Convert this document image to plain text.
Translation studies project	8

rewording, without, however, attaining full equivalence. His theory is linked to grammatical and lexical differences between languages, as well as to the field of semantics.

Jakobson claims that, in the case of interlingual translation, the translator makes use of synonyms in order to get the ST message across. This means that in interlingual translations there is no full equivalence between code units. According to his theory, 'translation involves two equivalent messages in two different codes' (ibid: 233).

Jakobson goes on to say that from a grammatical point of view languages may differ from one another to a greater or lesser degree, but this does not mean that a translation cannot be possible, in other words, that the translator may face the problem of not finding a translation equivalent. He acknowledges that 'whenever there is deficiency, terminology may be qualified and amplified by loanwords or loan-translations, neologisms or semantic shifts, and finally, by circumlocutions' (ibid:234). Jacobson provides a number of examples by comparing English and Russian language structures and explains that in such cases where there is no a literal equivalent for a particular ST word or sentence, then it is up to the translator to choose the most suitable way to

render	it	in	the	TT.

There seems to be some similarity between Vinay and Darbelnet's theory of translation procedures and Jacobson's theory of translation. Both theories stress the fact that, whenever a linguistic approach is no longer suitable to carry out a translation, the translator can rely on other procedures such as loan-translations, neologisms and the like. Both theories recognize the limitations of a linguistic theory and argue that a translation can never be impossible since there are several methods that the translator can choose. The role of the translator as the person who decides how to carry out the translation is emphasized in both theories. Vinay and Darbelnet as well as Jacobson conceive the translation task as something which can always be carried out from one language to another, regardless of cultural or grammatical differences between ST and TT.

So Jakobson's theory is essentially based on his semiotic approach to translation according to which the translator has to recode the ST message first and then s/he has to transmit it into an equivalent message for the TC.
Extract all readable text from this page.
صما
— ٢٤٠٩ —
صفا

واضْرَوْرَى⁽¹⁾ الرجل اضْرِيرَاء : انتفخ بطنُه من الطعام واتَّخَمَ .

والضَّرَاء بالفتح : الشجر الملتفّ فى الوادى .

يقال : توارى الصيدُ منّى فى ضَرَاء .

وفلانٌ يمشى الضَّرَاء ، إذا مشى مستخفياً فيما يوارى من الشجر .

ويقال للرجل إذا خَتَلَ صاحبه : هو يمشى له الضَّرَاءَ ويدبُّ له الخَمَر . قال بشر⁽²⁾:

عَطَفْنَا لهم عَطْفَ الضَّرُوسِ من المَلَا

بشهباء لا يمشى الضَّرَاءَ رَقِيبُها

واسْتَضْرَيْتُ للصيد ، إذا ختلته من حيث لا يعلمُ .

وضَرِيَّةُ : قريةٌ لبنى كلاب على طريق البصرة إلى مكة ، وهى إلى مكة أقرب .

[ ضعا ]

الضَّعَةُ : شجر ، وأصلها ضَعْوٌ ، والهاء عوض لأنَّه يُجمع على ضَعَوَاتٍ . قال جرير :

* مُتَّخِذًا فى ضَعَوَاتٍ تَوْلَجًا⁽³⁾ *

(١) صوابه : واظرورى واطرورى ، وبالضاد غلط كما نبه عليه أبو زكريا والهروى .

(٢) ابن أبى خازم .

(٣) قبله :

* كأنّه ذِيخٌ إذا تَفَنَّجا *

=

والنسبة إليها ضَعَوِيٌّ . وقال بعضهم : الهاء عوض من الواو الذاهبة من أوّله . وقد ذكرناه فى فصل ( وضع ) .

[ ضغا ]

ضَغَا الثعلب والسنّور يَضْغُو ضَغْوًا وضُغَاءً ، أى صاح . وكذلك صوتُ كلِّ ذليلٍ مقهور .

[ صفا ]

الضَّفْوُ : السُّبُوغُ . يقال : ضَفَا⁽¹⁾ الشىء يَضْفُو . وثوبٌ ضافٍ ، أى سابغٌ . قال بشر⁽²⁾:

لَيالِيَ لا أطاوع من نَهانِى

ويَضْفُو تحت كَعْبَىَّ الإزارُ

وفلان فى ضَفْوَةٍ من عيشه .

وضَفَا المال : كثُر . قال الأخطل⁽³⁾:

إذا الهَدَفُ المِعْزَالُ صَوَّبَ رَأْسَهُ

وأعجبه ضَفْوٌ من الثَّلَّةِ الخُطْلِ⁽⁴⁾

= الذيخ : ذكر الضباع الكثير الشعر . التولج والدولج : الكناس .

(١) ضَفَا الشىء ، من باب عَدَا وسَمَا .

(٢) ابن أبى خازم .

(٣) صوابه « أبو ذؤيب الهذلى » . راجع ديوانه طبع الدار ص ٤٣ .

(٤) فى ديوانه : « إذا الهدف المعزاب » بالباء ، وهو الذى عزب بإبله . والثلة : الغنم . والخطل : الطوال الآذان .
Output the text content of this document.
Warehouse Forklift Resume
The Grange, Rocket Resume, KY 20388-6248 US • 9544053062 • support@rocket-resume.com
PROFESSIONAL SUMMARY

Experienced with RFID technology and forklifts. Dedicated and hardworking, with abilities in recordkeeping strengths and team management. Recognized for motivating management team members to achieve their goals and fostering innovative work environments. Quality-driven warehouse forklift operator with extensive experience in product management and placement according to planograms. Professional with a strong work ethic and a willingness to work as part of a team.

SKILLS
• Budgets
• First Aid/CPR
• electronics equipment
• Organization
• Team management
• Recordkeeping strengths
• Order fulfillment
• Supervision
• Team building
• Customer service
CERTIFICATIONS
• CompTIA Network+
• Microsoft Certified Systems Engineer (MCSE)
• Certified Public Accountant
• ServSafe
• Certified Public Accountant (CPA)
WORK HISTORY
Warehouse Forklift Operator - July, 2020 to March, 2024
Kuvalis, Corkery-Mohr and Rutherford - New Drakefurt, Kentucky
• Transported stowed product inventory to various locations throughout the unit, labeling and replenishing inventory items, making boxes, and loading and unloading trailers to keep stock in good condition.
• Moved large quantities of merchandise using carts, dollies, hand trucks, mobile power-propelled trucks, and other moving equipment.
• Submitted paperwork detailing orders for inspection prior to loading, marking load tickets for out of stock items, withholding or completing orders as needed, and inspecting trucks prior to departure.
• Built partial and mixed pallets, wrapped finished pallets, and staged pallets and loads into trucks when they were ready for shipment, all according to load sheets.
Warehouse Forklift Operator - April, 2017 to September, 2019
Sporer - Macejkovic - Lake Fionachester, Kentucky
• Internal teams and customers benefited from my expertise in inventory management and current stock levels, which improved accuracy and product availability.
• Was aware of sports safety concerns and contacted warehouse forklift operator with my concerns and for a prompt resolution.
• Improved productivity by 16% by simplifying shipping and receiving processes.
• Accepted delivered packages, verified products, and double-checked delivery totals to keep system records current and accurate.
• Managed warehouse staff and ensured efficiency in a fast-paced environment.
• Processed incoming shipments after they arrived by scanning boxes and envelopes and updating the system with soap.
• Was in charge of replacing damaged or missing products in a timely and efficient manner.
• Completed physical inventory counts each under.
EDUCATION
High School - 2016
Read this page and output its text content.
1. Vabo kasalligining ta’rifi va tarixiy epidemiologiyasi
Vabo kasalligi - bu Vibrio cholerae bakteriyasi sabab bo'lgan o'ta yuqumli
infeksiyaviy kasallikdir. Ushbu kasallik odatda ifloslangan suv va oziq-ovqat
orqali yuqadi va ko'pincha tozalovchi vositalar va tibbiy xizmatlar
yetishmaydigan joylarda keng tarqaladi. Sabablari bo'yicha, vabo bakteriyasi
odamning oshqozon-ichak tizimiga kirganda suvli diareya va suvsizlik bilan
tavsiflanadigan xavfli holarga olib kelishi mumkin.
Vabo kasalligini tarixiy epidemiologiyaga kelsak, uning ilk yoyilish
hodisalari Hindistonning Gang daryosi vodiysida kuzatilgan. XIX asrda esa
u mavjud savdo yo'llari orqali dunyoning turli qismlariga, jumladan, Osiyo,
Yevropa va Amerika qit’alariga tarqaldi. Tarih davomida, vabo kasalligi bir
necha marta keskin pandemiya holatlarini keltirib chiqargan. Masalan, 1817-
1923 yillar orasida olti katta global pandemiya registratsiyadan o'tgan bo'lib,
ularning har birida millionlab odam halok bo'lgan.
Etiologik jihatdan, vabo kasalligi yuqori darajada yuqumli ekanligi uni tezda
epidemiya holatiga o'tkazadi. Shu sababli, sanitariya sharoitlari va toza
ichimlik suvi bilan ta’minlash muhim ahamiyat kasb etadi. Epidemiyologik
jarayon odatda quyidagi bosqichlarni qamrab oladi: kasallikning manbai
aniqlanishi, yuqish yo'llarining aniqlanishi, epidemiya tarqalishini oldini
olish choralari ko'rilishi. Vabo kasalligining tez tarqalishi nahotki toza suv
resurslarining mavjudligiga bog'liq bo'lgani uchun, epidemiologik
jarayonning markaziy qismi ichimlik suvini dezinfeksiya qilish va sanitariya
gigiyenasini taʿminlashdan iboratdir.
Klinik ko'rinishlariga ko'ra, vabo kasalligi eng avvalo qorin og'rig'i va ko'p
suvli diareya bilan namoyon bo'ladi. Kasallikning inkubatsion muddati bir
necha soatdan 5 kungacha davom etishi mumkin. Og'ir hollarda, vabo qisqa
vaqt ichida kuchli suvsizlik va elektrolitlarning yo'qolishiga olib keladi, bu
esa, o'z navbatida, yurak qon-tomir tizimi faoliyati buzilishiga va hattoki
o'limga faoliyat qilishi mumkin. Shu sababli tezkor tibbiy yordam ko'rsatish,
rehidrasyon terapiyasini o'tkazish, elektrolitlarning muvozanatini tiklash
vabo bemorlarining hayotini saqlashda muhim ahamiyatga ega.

◆ **Challenge**: Of the lines above, how many hold the string "يمشى"? Answer with only the number.

◆ **Result for this task**: 3